# GIVEN PROBLEM
Number the lines of the listing below, leaving out any blank lines. Cover only the part from its first line through the line that contains "candle-body [1139,441,1156,445]", with both ends included.

--- start ---

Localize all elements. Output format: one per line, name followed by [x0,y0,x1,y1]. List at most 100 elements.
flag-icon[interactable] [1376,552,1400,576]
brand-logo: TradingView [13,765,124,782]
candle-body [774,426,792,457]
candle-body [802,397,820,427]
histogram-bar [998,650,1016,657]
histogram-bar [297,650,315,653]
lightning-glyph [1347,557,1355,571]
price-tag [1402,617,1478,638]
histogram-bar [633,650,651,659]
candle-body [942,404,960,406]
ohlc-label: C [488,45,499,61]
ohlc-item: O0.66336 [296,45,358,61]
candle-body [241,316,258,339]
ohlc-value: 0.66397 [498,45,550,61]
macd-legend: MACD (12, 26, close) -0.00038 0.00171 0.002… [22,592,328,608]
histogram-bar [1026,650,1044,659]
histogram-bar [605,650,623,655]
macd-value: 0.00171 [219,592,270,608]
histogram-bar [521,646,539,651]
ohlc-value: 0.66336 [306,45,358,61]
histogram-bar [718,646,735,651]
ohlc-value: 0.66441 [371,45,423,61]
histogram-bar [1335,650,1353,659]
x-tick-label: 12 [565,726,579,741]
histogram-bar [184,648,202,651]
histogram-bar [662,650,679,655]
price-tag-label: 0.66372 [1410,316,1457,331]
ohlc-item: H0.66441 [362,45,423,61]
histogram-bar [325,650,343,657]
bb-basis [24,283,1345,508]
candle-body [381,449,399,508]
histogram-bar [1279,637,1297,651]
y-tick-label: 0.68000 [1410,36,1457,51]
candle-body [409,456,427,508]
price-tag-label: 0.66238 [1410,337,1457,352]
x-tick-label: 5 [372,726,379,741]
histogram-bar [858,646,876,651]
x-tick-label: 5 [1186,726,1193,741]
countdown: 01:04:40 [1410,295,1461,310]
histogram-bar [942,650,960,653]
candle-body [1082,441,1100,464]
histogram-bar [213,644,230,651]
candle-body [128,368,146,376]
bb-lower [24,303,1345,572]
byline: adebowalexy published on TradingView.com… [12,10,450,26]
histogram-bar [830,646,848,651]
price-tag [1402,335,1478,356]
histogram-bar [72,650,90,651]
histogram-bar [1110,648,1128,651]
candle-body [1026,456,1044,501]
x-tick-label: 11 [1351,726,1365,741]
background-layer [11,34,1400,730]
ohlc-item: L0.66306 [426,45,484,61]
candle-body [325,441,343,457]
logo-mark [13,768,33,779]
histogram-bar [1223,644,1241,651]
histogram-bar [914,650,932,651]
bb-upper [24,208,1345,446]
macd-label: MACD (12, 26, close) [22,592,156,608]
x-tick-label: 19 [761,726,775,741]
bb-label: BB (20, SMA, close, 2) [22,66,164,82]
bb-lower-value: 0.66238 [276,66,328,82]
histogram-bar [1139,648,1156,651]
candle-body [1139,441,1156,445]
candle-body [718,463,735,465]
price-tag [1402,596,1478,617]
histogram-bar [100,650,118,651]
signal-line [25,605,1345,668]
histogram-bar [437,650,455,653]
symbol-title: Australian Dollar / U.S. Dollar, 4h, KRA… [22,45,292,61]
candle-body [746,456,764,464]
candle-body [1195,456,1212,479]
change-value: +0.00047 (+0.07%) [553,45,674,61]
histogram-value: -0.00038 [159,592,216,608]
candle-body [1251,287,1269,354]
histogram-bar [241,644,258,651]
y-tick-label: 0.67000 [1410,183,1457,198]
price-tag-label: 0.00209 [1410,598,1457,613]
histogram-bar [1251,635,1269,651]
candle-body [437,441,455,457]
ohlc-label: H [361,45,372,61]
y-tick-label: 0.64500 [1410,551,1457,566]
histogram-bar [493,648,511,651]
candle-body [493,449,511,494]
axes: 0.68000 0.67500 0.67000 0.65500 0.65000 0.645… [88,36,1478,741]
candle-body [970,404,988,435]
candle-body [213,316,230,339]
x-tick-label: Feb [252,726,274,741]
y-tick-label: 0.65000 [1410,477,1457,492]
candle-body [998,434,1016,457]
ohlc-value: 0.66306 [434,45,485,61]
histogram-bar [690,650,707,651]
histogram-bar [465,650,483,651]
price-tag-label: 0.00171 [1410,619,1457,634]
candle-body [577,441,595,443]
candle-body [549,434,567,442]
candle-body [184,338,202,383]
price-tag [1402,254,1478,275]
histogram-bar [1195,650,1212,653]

--- end ---

# RESULT BELOW
1. Localize all elements. Output format: one per line, name followed by [x0,y0,x1,y1]. List at most 100 elements.
2. flag-icon[interactable] [1376,552,1400,576]
3. brand-logo: TradingView [13,765,124,782]
4. candle-body [774,426,792,457]
5. candle-body [802,397,820,427]
6. histogram-bar [998,650,1016,657]
7. histogram-bar [297,650,315,653]
8. lightning-glyph [1347,557,1355,571]
9. price-tag [1402,617,1478,638]
10. histogram-bar [633,650,651,659]
11. candle-body [942,404,960,406]
12. ohlc-label: C [488,45,499,61]
13. ohlc-item: O0.66336 [296,45,358,61]
14. candle-body [241,316,258,339]
15. ohlc-value: 0.66397 [498,45,550,61]
16. macd-legend: MACD (12, 26, close) -0.00038 0.00171 0.002… [22,592,328,608]
17. histogram-bar [1026,650,1044,659]
18. histogram-bar [605,650,623,655]
19. macd-value: 0.00171 [219,592,270,608]
20. histogram-bar [521,646,539,651]
21. ohlc-value: 0.66336 [306,45,358,61]
22. histogram-bar [718,646,735,651]
23. ohlc-value: 0.66441 [371,45,423,61]
24. histogram-bar [1335,650,1353,659]
25. x-tick-label: 12 [565,726,579,741]
26. histogram-bar [184,648,202,651]
27. histogram-bar [662,650,679,655]
28. price-tag-label: 0.66372 [1410,316,1457,331]
29. ohlc-item: H0.66441 [362,45,423,61]
30. histogram-bar [325,650,343,657]
31. bb-basis [24,283,1345,508]
32. candle-body [381,449,399,508]
33. histogram-bar [1279,637,1297,651]
34. y-tick-label: 0.68000 [1410,36,1457,51]
35. candle-body [409,456,427,508]
36. price-tag-label: 0.66238 [1410,337,1457,352]
37. x-tick-label: 5 [372,726,379,741]
38. histogram-bar [858,646,876,651]
39. x-tick-label: 5 [1186,726,1193,741]
40. countdown: 01:04:40 [1410,295,1461,310]
41. histogram-bar [942,650,960,653]
42. candle-body [1082,441,1100,464]
43. histogram-bar [213,644,230,651]
44. candle-body [128,368,146,376]
45. bb-lower [24,303,1345,572]
46. byline: adebowalexy published on TradingView.com… [12,10,450,26]
47. histogram-bar [830,646,848,651]
48. price-tag [1402,335,1478,356]
49. histogram-bar [72,650,90,651]
50. histogram-bar [1110,648,1128,651]
51. candle-body [1026,456,1044,501]
52. x-tick-label: 11 [1351,726,1365,741]
53. background-layer [11,34,1400,730]
54. ohlc-item: L0.66306 [426,45,484,61]
55. candle-body [325,441,343,457]
56. logo-mark [13,768,33,779]
57. histogram-bar [1223,644,1241,651]
58. histogram-bar [914,650,932,651]
59. bb-upper [24,208,1345,446]
60. macd-label: MACD (12, 26, close) [22,592,156,608]
61. x-tick-label: 19 [761,726,775,741]
62. bb-label: BB (20, SMA, close, 2) [22,66,164,82]
63. bb-lower-value: 0.66238 [276,66,328,82]
64. histogram-bar [1139,648,1156,651]
65. candle-body [1139,441,1156,445]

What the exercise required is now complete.